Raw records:
----------

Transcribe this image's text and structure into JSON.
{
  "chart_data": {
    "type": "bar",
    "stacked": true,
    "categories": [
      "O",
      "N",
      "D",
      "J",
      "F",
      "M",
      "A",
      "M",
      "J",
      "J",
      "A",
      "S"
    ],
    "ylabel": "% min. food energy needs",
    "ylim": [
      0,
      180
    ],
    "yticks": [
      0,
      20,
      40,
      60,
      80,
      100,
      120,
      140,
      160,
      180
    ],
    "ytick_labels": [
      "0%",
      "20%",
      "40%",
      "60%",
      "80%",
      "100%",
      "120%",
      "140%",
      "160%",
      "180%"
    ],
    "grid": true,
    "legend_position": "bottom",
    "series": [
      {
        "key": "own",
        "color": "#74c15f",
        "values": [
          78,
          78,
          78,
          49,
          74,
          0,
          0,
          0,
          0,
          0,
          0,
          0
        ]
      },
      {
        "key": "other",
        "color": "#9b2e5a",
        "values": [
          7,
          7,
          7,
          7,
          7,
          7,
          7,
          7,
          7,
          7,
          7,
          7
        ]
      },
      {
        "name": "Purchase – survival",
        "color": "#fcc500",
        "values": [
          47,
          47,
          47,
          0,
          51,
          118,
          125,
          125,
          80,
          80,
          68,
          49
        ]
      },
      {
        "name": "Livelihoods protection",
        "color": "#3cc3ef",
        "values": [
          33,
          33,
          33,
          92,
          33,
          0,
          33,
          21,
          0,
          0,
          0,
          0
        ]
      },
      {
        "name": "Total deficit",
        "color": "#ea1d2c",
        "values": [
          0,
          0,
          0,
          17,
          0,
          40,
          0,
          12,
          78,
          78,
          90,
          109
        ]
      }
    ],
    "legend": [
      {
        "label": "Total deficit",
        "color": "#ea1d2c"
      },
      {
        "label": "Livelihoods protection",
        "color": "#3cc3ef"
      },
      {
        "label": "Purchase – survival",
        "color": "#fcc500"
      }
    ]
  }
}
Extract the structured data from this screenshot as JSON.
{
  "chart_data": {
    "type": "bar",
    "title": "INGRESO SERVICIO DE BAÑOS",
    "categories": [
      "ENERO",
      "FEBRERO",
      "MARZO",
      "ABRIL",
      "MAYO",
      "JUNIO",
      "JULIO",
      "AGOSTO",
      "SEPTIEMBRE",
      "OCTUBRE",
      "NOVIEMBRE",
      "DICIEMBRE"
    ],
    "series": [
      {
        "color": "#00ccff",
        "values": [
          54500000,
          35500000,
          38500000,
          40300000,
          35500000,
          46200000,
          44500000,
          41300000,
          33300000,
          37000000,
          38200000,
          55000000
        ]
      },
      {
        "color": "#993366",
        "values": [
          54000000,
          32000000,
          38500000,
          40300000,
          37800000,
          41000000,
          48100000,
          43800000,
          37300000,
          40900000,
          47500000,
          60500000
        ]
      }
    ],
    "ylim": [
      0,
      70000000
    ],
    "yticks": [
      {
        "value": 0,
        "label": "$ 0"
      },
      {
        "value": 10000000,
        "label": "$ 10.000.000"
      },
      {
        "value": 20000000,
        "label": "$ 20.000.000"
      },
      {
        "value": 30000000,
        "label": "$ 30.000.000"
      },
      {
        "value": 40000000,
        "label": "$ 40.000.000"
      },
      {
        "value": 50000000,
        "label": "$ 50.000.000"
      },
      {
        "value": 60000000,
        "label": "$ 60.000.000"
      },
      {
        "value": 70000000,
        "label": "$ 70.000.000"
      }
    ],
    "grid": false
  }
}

----------

Work to do: Only lines with the word "name" should be collected from the material.

Task output:
        "name": "Purchase – survival",
        "name": "Livelihoods protection",
        "name": "Total deficit",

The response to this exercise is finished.